WHAT THE EXERCISE ASKS
Among the entries, which lines carry the string "type"? Copy each of them.

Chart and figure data
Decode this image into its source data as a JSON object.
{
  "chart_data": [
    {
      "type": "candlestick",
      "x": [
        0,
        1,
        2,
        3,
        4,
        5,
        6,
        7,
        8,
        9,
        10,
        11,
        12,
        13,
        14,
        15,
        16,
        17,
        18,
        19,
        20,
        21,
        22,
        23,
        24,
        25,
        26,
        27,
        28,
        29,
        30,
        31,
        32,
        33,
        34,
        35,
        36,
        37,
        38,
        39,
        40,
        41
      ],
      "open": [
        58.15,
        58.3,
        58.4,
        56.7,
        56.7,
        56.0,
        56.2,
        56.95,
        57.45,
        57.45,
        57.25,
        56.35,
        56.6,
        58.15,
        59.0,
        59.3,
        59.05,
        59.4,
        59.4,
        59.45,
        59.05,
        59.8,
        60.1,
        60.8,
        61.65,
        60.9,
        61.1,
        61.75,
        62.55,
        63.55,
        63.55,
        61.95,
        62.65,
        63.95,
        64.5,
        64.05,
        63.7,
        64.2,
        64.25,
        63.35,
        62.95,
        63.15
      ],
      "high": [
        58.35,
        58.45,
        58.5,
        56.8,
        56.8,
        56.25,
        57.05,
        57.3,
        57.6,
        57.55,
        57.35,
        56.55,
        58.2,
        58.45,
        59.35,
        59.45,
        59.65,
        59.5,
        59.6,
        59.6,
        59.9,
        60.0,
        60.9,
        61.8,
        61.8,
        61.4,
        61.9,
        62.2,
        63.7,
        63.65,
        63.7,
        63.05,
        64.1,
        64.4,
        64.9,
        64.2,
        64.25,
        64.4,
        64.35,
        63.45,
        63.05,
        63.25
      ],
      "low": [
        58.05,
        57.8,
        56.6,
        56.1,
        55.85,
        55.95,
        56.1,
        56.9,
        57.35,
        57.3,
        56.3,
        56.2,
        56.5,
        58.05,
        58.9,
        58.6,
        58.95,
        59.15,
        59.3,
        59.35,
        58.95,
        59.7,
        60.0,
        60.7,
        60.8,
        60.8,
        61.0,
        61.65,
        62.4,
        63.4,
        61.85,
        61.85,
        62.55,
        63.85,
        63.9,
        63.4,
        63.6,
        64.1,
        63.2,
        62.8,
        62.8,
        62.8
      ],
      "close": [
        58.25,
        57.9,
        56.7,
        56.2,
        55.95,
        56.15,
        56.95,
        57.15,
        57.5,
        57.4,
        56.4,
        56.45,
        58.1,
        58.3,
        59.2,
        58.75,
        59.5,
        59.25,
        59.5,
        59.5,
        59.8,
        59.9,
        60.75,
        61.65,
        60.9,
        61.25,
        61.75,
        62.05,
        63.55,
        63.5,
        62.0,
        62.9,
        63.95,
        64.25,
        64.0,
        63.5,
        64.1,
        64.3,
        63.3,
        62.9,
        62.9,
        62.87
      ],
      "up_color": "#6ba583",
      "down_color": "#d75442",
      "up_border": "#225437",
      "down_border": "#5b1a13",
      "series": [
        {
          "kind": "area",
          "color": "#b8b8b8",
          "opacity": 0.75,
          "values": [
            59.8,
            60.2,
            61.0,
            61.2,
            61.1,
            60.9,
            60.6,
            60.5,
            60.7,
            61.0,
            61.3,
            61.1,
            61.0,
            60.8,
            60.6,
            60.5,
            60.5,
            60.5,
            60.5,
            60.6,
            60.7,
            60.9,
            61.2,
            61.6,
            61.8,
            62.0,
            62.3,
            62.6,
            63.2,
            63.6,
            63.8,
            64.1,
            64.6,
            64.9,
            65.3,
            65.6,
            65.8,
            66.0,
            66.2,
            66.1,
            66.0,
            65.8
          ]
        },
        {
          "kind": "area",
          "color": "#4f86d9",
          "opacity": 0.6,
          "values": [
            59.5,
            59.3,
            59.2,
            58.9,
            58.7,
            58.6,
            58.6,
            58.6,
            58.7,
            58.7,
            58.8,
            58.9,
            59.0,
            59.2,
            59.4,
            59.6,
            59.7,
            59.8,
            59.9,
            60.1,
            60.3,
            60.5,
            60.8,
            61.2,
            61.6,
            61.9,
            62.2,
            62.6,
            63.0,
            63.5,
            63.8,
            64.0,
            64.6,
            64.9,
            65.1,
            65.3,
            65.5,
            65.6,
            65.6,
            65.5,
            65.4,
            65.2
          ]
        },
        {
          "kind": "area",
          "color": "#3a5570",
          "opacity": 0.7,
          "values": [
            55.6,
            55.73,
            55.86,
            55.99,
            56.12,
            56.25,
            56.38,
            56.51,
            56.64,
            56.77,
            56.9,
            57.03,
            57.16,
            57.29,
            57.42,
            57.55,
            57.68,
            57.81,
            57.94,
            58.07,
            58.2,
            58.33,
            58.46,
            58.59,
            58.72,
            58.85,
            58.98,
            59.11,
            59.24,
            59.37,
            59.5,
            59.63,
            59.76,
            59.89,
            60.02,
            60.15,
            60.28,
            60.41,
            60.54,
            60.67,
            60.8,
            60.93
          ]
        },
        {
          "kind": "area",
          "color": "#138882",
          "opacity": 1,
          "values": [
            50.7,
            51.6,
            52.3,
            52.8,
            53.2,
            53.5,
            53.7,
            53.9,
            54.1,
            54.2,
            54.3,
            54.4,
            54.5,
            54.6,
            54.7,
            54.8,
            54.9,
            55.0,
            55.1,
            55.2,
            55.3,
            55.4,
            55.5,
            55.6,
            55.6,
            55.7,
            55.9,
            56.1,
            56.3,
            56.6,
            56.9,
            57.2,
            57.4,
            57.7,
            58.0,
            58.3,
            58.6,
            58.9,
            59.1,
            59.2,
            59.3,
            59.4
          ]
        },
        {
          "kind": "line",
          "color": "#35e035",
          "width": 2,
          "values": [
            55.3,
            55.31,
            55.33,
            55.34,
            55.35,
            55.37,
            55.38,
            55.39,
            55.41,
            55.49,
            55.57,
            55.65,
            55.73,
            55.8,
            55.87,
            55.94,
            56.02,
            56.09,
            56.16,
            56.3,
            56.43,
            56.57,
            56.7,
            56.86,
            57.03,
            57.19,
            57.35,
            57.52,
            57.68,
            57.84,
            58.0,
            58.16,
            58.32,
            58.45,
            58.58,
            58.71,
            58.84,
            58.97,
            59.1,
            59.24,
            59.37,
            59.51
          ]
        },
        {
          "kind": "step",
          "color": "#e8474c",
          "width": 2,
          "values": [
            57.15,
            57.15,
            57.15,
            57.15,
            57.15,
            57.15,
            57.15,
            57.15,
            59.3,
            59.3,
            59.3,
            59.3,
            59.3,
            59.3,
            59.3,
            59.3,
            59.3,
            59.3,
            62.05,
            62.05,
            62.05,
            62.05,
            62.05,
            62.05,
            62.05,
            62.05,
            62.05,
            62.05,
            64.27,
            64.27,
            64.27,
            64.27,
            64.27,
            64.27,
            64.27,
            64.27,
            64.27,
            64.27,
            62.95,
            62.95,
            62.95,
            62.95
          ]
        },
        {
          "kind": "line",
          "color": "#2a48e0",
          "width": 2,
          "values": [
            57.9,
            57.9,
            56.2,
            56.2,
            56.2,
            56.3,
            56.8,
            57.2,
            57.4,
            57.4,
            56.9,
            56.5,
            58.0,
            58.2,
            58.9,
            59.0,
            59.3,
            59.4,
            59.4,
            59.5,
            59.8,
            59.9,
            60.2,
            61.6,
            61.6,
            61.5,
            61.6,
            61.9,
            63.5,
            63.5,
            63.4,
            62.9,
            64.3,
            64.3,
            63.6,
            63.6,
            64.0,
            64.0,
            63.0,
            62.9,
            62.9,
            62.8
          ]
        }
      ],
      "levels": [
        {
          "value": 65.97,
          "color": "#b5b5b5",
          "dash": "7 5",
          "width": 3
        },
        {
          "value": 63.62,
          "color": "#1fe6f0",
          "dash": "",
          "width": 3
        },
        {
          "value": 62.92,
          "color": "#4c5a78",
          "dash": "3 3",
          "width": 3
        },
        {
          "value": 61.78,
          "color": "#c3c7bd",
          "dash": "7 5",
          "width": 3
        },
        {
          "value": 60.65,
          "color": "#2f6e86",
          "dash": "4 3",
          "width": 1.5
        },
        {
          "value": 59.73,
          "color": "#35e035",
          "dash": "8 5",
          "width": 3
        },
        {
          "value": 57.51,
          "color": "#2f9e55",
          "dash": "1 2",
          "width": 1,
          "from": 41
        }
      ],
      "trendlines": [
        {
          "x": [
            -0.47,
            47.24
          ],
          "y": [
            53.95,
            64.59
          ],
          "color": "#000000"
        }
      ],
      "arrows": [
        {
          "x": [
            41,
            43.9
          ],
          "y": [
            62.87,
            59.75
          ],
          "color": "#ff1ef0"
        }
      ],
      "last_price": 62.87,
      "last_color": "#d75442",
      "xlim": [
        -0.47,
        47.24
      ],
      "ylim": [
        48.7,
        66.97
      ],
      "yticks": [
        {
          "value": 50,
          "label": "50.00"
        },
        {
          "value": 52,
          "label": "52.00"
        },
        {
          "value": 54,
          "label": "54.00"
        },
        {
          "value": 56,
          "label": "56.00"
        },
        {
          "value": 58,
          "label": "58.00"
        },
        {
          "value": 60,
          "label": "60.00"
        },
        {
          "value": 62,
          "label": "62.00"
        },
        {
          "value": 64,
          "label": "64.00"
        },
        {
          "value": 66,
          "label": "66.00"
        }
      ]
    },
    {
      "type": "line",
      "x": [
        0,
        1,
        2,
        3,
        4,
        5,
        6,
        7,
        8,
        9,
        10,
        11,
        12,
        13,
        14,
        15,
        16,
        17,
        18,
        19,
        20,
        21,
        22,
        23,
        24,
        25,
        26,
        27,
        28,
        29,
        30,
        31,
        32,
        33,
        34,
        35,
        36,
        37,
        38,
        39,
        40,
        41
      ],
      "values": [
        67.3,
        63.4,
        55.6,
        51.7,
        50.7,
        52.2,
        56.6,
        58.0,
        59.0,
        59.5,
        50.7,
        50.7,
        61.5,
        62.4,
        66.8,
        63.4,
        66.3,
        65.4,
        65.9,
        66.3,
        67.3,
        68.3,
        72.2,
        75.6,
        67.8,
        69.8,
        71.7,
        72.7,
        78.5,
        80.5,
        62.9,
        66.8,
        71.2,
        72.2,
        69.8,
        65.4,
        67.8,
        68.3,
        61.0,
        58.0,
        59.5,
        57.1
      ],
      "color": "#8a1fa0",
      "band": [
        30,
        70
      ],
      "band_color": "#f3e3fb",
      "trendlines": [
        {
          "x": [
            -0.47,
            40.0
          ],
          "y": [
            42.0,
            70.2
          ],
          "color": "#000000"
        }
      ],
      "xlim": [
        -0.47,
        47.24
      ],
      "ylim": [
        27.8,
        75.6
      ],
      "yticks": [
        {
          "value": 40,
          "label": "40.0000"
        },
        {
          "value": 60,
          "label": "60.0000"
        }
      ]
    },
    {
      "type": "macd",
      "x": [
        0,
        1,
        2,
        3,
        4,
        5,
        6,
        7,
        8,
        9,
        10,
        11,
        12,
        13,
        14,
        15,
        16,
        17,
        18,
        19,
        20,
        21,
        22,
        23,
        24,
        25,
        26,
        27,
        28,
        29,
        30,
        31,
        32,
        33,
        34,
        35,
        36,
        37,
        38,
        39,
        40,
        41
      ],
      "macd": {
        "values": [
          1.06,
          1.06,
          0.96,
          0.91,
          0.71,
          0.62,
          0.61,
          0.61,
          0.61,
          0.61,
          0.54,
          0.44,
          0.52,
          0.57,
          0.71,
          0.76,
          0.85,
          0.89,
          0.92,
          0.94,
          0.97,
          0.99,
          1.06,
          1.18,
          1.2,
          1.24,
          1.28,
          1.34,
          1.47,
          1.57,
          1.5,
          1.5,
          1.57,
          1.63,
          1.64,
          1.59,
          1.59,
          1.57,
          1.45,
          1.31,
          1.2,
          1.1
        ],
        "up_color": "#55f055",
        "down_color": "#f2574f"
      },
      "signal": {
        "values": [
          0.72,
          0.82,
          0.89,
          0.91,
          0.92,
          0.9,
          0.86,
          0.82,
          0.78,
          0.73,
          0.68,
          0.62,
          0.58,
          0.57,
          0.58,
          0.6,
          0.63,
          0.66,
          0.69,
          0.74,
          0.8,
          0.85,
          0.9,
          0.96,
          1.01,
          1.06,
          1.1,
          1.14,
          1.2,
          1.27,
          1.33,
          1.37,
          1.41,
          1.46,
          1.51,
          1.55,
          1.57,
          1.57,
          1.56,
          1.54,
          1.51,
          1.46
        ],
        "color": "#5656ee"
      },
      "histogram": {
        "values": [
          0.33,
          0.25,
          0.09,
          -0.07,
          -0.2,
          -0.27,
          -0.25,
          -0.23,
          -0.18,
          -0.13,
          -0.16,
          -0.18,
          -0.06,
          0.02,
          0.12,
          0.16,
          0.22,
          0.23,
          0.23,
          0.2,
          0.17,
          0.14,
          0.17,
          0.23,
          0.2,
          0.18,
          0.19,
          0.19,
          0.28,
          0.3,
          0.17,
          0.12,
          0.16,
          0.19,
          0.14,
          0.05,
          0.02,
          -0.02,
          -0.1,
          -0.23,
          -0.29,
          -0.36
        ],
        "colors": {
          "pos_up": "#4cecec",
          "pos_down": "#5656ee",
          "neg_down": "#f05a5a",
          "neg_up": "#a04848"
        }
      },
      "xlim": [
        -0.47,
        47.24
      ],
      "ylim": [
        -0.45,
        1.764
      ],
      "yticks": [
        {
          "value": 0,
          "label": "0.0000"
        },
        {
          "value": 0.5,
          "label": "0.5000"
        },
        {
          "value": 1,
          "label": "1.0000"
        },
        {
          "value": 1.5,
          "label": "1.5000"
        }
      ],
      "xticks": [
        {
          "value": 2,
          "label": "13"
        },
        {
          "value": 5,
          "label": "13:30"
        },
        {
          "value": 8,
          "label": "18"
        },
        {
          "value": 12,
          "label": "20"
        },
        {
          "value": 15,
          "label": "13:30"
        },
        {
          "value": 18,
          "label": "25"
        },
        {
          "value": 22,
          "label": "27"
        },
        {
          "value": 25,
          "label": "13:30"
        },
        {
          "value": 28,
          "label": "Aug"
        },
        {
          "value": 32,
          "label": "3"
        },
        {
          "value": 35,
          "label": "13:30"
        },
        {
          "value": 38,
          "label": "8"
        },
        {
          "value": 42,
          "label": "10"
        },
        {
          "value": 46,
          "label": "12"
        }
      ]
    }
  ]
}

TASK ANSWER
      "type": "candlestick",
      "type": "line",
      "type": "macd",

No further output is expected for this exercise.